:: Exercise input ::
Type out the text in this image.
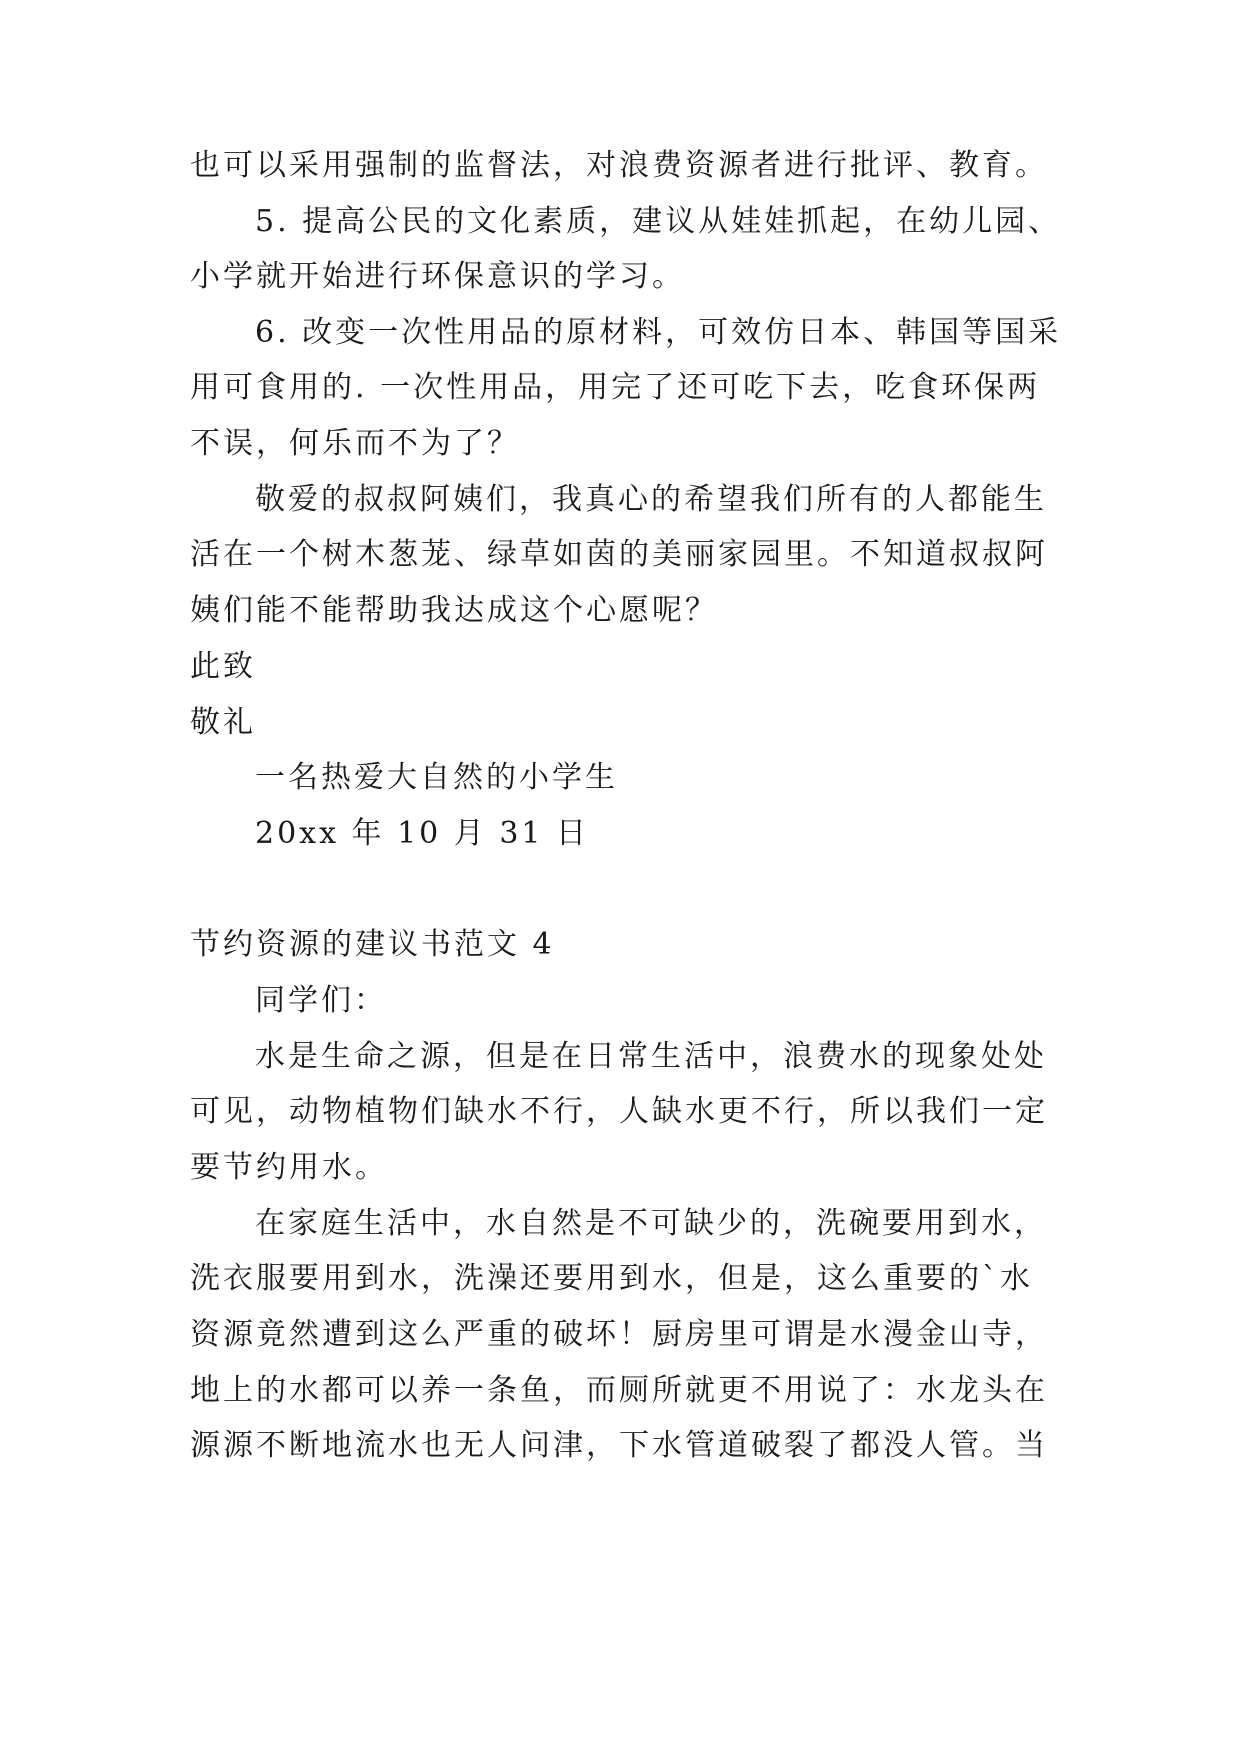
也可以采用强制的监督法，对浪费资源者进行批评、教育。
5. 提高公民的文化素质，建议从娃娃抓起，在幼儿园、
小学就开始进行环保意识的学习。
6. 改变一次性用品的原材料，可效仿日本、韩国等国采
用可食用的. 一次性用品，用完了还可吃下去，吃食环保两
不误，何乐而不为了？
敬爱的叔叔阿姨们，我真心的希望我们所有的人都能生
活在一个树木葱茏、绿草如茵的美丽家园里。不知道叔叔阿
姨们能不能帮助我达成这个心愿呢？
此致
敬礼
一名热爱大自然的小学生
20xx 年 10 月 31 日
节约资源的建议书范文 4
同学们：
水是生命之源，但是在日常生活中，浪费水的现象处处
可见，动物植物们缺水不行，人缺水更不行，所以我们一定
要节约用水。
在家庭生活中，水自然是不可缺少的，洗碗要用到水，
洗衣服要用到水，洗澡还要用到水，但是，这么重要的`水
资源竟然遭到这么严重的破坏！厨房里可谓是水漫金山寺，
地上的水都可以养一条鱼，而厕所就更不用说了：水龙头在
源源不断地流水也无人问津，下水管道破裂了都没人管。当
:::
__Instructions to follow__. Transcribe all of the entries word for word, but skip any pictures they contain.

__Exercise output__.
Type out the text in this image.
也可以采用强制的监督法，对浪费资源者进行批评、教育。
5. 提高公民的文化素质，建议从娃娃抓起，在幼儿园、
小学就开始进行环保意识的学习。
6. 改变一次性用品的原材料，可效仿日本、韩国等国采
用可食用的. 一次性用品，用完了还可吃下去，吃食环保两
不误，何乐而不为了？
敬爱的叔叔阿姨们，我真心的希望我们所有的人都能生
活在一个树木葱茏、绿草如茵的美丽家园里。不知道叔叔阿
姨们能不能帮助我达成这个心愿呢？
此致
敬礼
一名热爱大自然的小学生
20xx 年 10 月 31 日
节约资源的建议书范文 4
同学们：
水是生命之源，但是在日常生活中，浪费水的现象处处
可见，动物植物们缺水不行，人缺水更不行，所以我们一定
要节约用水。
在家庭生活中，水自然是不可缺少的，洗碗要用到水，
洗衣服要用到水，洗澡还要用到水，但是，这么重要的`水
资源竟然遭到这么严重的破坏！厨房里可谓是水漫金山寺，
地上的水都可以养一条鱼，而厕所就更不用说了：水龙头在
源源不断地流水也无人问津，下水管道破裂了都没人管。当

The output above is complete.